Copy the data precisely, keeping every character.

Dataset rows:
──────

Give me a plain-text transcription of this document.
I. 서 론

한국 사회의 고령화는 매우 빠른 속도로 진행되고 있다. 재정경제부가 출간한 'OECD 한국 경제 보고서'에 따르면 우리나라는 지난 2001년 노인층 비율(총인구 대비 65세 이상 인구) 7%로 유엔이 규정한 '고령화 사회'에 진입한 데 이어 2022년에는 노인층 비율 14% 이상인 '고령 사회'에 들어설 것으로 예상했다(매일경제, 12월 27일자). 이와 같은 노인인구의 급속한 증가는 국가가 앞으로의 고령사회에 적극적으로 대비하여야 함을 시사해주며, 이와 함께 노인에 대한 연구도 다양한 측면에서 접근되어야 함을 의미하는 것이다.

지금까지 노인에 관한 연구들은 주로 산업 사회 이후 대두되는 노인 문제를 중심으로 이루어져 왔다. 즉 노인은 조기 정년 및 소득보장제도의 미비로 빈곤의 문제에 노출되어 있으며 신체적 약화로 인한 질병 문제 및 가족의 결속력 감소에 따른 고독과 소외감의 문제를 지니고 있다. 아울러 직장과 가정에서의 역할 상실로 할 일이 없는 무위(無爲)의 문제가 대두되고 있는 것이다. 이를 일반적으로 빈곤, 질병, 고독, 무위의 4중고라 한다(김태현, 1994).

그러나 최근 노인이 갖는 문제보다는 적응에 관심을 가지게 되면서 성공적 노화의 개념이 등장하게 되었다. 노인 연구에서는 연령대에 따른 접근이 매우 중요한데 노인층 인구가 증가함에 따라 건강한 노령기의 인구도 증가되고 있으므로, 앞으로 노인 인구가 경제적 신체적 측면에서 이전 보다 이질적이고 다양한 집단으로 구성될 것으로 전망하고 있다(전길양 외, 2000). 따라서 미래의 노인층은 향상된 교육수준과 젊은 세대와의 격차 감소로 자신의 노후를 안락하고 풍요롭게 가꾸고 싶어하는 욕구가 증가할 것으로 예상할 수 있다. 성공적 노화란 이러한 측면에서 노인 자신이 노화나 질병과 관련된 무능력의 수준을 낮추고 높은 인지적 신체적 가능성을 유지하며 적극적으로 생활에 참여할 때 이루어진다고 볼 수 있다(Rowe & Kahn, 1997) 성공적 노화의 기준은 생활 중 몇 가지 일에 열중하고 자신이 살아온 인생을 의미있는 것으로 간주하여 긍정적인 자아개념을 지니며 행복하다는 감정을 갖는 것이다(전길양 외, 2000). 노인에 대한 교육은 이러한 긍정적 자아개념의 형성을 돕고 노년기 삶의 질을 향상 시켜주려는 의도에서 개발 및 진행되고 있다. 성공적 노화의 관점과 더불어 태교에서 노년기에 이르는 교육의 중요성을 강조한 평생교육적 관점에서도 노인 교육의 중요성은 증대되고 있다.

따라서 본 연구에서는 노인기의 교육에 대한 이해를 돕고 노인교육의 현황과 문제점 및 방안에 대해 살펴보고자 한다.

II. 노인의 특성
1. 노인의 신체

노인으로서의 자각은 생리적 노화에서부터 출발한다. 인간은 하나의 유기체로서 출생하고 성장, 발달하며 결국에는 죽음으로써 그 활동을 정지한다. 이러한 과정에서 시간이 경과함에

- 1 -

──────

THE RESULT:
Give me a plain-text transcription of this document.
I. 서 론

한국 사회의 고령화는 매우 빠른 속도로 진행되고 있다. 재정경제부가 출간한 'OECD 한국 경제 보고서'에 따르면 우리나라는 지난 2001년 노인층 비율(총인구 대비 65세 이상 인구) 7%로 유엔이 규정한 '고령화 사회'에 진입한 데 이어 2022년에는 노인층 비율 14% 이상인 '고령 사회'에 들어설 것으로 예상했다(매일경제, 12월 27일자). 이와 같은 노인인구의 급속한 증가는 국가가 앞으로의 고령사회에 적극적으로 대비하여야 함을 시사해주며, 이와 함께 노인에 대한 연구도 다양한 측면에서 접근되어야 함을 의미하는 것이다.

지금까지 노인에 관한 연구들은 주로 산업 사회 이후 대두되는 노인 문제를 중심으로 이루어져 왔다. 즉 노인은 조기 정년 및 소득보장제도의 미비로 빈곤의 문제에 노출되어 있으며 신체적 약화로 인한 질병 문제 및 가족의 결속력 감소에 따른 고독과 소외감의 문제를 지니고 있다. 아울러 직장과 가정에서의 역할 상실로 할 일이 없는 무위(無爲)의 문제가 대두되고 있는 것이다. 이를 일반적으로 빈곤, 질병, 고독, 무위의 4중고라 한다(김태현, 1994).

그러나 최근 노인이 갖는 문제보다는 적응에 관심을 가지게 되면서 성공적 노화의 개념이 등장하게 되었다. 노인 연구에서는 연령대에 따른 접근이 매우 중요한데 노인층 인구가 증가함에 따라 건강한 노령기의 인구도 증가되고 있으므로, 앞으로 노인 인구가 경제적 신체적 측면에서 이전 보다 이질적이고 다양한 집단으로 구성될 것으로 전망하고 있다(전길양 외, 2000). 따라서 미래의 노인층은 향상된 교육수준과 젊은 세대와의 격차 감소로 자신의 노후를 안락하고 풍요롭게 가꾸고 싶어하는 욕구가 증가할 것으로 예상할 수 있다. 성공적 노화란 이러한 측면에서 노인 자신이 노화나 질병과 관련된 무능력의 수준을 낮추고 높은 인지적 신체적 가능성을 유지하며 적극적으로 생활에 참여할 때 이루어진다고 볼 수 있다(Rowe & Kahn, 1997) 성공적 노화의 기준은 생활 중 몇 가지 일에 열중하고 자신이 살아온 인생을 의미있는 것으로 간주하여 긍정적인 자아개념을 지니며 행복하다는 감정을 갖는 것이다(전길양 외, 2000). 노인에 대한 교육은 이러한 긍정적 자아개념의 형성을 돕고 노년기 삶의 질을 향상 시켜주려는 의도에서 개발 및 진행되고 있다. 성공적 노화의 관점과 더불어 태교에서 노년기에 이르는 교육의 중요성을 강조한 평생교육적 관점에서도 노인 교육의 중요성은 증대되고 있다.

따라서 본 연구에서는 노인기의 교육에 대한 이해를 돕고 노인교육의 현황과 문제점 및 방안에 대해 살펴보고자 한다.

II. 노인의 특성
1. 노인의 신체

노인으로서의 자각은 생리적 노화에서부터 출발한다. 인간은 하나의 유기체로서 출생하고 성장, 발달하며 결국에는 죽음으로써 그 활동을 정지한다. 이러한 과정에서 시간이 경과함에

- 1 -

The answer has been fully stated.